─── Fragment dokumentu
Paweł Wróbel – śląski Bruegel
PAWEŁ WRÓBEL (19 VI 1913 – 19 I 1984) pochodził z rodziny górniczej, sam również był górnikiem: pracował jako ładowacz, potem rębacz. Zawodowo związany był z kopalnią „Kaiser” należącą do spółki Giesche SA (późniejszą kopalnią „Wieczorek”) w Katowicach-Janowie. Dorastał w biedzie, ze stygmatem nieślubnego dziecka, ukończył jedynie cztery klasy szkoły podstawowej. W wieku zaledwie dziesięciu lat zaczął zarabiać na życie, wykonując różnego rodzaju prace dorywcze. Nieco później mały Paulek, jak go nazywano w dzieciństwie, został wciągnięty do jednej z band specjalizujących się w okradaniu wozów rzeźniczych wożących towar na targ. Już wówczas pociągało go malowanie. Trudne warunki materialne nie pozwalały mu jednak na kształcenie w tym kierunku. Według relacji samego Wróbla, malarską pasję obudził w nim obraz Wojciecha Kossaka, ujrzany w formie barwnej reprodukcji wystawionej w jednej z witryn sklepowych w Sosnowcu.
Po trudnych doświadczeniach II wojny światowej wrócił do Szopienic i ożenił się. Kiedy na sztandarach władzy ludowej znalazło się hasło wspierania i rozwijania samorodnej twórczości ludzi pracy, wstąpił do powstającego w przykopalnianej świetlicy koła plastyków-amatorów, o którym z czasem – jako Grupie Janowskiej – zrobiło się głośno w całym kraju, w czym Wróbel miał znaczący udział. Tak rozpoczął się nowy rozdział w jego życiu. Malarstwo, z którego wcześniej wstydliwie tłumaczył się nawet przed własną rodziną, teraz wysunęło się na pierwszy plan.
Do ulubionych tematów podejmowanych przez twórcę należały sceny rodzajowe z codziennego życia mieszkańców peryferyjnych osad Katowic, głównie zaś jego rodzinnych Szopienic i sąsiedniego Janowa. Na obrazach prezentował pracę w kopalni, specyfikę folkloru górniczego, miejscowe obrzędy i zwyczaje oraz świat chtonicznych wierzeń demonologicznych: ducha podziemi – Skarbnika, utopce, krasnoludy, zjawy oraz tzw. postaci „demonogenne”, jak Ludwik Stomma w Antropologii kultury wsi polskiej określa na przykład św. Barbarę.
──────
Treść zadania 1>
Oceń, czy trzy stwierdzenia zgadzają się z tekstem o Pawle Wróblu powyżej. Przy każdym odpowiedz „tak” lub „nie” i przytocz dosłownie rozstrzygające słowa tekstu.
(a) Wróbel ukończył siedem klas szkoły podstawowej.
(b) Pasję malarską obudził w nim obraz Wojciecha Kossaka.
(c) W dzieciństwie nazywano go Paulkiem.
Treść zadania 2> W jakim wieku, według tekstu o Pawle Wróblu, zaczął on zarabiać na życie?
Treść zadania 3> Dopisz dalszy ciąg tekstu o Pawle Wróblu, zaczynając od miejsca po jego ostatnim zdaniu.
─── Przekazane dane
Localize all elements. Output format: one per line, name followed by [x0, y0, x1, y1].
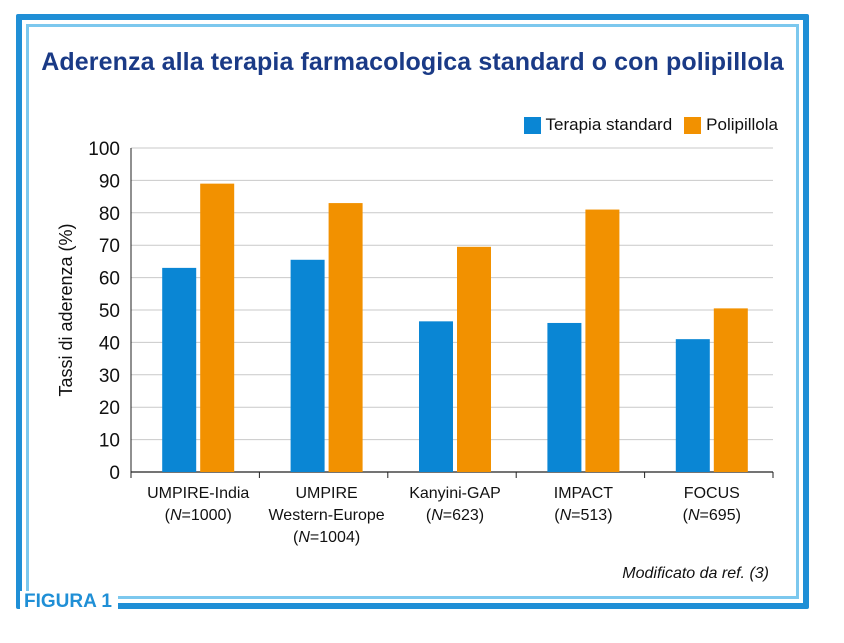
──────
Rozwiązanie 1>
(a) Nie: „ukończył jedynie cztery klasy szkoły podstawowej”.
(b) Tak: „malarską pasję obudził w nim obraz Wojciecha Kossaka”.
(c) Tak: „mały Paulek, jak go nazywano w dzieciństwie”.

Rozwiązanie 2> W wieku dziesięciu lat.

Rozwiązanie 3>
Malarstwo Wróbla balansuje na granicy realności i metafizyki. Jego obrazy odznaczają się żywą kolorystyką, specyficzną rubasznością oraz plebejskością wziętą jakby wprost z płócien Pietera Bruegela, z którym nie bez powodu często był kojarzony. Podobnie jak w twórczości niderlandzkiego artysty, u Wróbla obrazy także odznaczają się mnóstwem szczegółów. Jego kompozycje stwarzają wrażenie niesłychanego zagęszczenia, stłoczenia kształtów, sylwetek, form i kolorów. Ludyczne sceny jarmarków, odpustów, zabaw w wesołym miasteczku, landszafty z karuzelami i cyrkowcami w tle – rodzą również skojarzenia ze sztuką średniowiecznych goliardów. Obrazy te lokują się gdzieś na pograniczu między świętością a codziennością, akcentując niezwykłość tej pierwszej oraz zmysłowość drugiej. Ich forma podporządkowana jest treści. Wyjaśnia to naiwną deformację, jaką Wróbel zaczął się posługiwać, odkąd jego prymityzowanie stało się modne. Po co miał modelować twarz, skoro krytycy zachwycali się wypracowaną przez niego naiwną kompozycją. Wróbel był przy tym przede wszystkim kolorystą. Jego sposób malowania miejscami przypominał tworzenie przez fowistów (zwłaszcza Matisse`a) ekwiwalentów kolorystycznych. Mamy tu do czynienia z konfliktem między naturalistycznymi tendencjami okresu, w którym tworzył, a suwerennością jego własnego wyobrażenia o sztuce.
Artysta świadomie wykreował określony kanon, czy raczej – jak mawiał Alfred Ligocki – formułę plastyczną, dzięki której realizował swoją artystyczną wizję twórczą. Brak tu zaakcentowania głębi prezentowanej przestrzeni, jej pozorne złudzenie zarysowane jest jedynie nieznacznie poprzez budowę nachodzących na siebie, piętrzących się kolejno planów. Wróbel konsekwentnie sprowadza postać ludzką do sugestywnego znaku. Sylwetki bohaterów jego obrazów są bardzo syntetyczne. Figuratywny modelunek postaci upodabnia je do marionetek. Gmatwanina postaci nie zakłóca jednak przejrzystości kompozycji charakteryzującej się subtelnym zgeometryzowaniem form.
Swoistą dokumentacją twórczych pomysłów Wróbla są jego szkice i rysunki – zachowane często na skrawkach papieru. Ich wartość plastyczna jest bardzo zróżnicowana, jednak to one świadczą o bystrości obserwacji, a także umiejętności lapidarnego i trafnego charakteryzowania otaczającej go rzeczywistości.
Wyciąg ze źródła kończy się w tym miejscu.